Locate the string "annotation" in the records below. Copy every line where it occurs.
::::
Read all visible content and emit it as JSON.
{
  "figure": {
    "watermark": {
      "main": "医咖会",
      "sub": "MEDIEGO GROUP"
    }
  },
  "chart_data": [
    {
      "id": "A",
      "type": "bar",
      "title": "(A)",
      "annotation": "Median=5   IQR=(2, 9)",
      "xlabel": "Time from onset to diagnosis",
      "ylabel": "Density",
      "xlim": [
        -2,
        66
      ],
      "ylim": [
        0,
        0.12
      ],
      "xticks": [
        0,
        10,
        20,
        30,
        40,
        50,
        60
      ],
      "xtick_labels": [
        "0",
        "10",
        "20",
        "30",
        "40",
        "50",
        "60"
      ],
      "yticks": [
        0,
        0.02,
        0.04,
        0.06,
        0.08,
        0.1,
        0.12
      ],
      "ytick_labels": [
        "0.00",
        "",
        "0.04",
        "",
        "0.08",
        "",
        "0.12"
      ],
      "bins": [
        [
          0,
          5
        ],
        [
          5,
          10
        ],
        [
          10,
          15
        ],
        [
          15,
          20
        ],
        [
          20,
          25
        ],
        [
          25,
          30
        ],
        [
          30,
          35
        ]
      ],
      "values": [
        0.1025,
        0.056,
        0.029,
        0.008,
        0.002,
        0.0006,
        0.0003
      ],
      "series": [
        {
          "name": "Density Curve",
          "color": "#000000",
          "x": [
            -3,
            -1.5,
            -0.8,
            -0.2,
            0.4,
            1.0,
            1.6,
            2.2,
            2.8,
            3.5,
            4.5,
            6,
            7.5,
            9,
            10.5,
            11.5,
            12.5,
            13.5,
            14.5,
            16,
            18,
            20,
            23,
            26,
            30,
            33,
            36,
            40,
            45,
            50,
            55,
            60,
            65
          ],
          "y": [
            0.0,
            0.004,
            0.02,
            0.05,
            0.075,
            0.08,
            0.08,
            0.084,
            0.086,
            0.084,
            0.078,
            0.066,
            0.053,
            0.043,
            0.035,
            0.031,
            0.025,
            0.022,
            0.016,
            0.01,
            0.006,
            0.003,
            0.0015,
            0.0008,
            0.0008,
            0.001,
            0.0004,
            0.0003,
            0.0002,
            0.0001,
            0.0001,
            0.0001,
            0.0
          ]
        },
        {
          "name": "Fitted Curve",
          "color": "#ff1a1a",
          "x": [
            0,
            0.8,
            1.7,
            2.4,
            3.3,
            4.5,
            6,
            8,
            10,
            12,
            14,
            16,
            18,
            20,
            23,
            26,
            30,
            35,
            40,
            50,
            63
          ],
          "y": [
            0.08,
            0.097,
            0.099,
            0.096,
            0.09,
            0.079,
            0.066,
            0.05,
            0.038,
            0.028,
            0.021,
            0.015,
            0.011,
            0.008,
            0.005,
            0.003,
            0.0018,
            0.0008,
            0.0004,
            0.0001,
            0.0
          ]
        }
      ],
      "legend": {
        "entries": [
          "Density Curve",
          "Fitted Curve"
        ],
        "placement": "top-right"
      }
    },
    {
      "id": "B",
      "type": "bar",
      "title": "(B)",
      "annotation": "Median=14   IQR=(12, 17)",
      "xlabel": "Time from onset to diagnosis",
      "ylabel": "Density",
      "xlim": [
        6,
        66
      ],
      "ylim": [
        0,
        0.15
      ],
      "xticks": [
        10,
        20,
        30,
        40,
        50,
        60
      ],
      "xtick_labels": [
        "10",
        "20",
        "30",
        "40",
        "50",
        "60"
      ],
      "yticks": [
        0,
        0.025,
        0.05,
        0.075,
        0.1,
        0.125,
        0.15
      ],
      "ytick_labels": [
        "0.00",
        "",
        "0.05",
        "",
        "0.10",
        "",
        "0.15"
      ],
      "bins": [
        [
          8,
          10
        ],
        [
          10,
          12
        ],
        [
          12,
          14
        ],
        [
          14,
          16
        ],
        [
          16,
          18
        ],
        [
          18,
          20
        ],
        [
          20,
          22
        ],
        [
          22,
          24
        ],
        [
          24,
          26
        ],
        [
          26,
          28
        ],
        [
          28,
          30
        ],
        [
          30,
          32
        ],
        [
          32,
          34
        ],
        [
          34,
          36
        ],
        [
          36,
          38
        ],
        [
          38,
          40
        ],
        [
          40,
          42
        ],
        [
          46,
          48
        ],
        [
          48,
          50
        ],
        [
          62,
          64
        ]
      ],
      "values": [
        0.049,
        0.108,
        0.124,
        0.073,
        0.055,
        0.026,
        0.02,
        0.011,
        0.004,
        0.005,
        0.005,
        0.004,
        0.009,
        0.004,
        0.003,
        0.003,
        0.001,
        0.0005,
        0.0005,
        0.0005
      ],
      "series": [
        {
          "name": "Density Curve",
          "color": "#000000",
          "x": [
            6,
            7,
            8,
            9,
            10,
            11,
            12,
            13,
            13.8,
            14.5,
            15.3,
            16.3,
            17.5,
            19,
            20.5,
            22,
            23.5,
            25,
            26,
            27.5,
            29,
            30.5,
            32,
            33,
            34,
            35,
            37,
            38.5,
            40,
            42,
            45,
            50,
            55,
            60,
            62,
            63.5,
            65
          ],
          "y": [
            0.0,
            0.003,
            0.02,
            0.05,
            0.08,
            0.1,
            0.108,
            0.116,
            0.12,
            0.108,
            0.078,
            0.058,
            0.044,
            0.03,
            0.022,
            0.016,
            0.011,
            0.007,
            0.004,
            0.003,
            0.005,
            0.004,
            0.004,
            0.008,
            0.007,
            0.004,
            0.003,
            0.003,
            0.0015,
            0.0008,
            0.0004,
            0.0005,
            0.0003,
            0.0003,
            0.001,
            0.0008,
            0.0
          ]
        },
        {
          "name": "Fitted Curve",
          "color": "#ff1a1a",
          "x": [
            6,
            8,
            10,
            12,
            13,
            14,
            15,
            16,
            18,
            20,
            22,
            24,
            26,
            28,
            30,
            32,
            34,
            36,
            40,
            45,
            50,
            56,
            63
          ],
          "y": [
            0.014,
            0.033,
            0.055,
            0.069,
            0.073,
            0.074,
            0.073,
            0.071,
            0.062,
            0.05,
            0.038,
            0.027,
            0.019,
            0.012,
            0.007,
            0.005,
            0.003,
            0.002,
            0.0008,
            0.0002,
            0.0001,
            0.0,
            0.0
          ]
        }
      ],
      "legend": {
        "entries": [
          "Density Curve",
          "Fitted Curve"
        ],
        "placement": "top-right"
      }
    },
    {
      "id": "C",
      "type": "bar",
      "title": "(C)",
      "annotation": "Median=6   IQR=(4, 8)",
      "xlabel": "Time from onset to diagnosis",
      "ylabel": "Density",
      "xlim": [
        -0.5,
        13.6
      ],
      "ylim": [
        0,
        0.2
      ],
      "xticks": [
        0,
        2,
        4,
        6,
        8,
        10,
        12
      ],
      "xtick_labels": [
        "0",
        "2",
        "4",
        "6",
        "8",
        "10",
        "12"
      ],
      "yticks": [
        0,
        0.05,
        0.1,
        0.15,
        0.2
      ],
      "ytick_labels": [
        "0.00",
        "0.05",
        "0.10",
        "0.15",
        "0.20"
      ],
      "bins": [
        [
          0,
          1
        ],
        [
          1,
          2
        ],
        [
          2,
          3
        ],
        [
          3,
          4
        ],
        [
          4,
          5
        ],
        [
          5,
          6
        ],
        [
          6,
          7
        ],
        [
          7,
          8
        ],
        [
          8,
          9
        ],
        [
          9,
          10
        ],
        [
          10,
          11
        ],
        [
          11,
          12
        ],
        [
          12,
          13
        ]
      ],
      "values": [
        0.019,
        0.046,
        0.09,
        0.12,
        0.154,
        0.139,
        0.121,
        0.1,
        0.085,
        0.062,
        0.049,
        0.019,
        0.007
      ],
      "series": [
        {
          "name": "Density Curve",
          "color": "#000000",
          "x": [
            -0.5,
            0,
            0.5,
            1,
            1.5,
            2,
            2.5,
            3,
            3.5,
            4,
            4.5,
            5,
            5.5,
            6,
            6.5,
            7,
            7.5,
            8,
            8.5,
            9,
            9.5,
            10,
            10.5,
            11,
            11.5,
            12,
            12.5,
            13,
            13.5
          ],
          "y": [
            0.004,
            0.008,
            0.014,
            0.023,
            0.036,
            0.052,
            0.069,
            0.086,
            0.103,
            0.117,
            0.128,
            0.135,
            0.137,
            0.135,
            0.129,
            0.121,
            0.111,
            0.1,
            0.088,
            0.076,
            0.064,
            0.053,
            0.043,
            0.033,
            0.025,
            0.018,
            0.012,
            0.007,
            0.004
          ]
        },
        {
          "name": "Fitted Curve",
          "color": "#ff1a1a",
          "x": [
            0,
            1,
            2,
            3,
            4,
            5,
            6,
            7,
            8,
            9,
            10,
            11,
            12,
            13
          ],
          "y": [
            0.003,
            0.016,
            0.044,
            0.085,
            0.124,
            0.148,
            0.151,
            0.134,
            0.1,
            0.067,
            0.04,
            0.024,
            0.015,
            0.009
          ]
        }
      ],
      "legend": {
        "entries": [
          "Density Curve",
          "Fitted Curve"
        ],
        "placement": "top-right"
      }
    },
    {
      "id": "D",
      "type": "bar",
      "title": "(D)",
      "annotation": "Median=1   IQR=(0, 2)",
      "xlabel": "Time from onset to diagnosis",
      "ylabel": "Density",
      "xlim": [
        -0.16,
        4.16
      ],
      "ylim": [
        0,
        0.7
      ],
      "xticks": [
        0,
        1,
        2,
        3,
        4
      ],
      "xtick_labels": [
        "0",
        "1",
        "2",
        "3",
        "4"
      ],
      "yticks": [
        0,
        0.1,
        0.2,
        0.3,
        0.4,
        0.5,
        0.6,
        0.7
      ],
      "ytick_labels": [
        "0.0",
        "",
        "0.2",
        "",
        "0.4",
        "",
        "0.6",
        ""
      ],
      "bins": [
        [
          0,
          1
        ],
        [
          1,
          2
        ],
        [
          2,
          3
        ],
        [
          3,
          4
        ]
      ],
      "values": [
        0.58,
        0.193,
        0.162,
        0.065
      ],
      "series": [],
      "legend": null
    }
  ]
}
::::
### [Result of this task]
      "annotation": "Median=5   IQR=(2, 9)",
      "annotation": "Median=14   IQR=(12, 17)",
      "annotation": "Median=6   IQR=(4, 8)",
      "annotation": "Median=1   IQR=(0, 2)",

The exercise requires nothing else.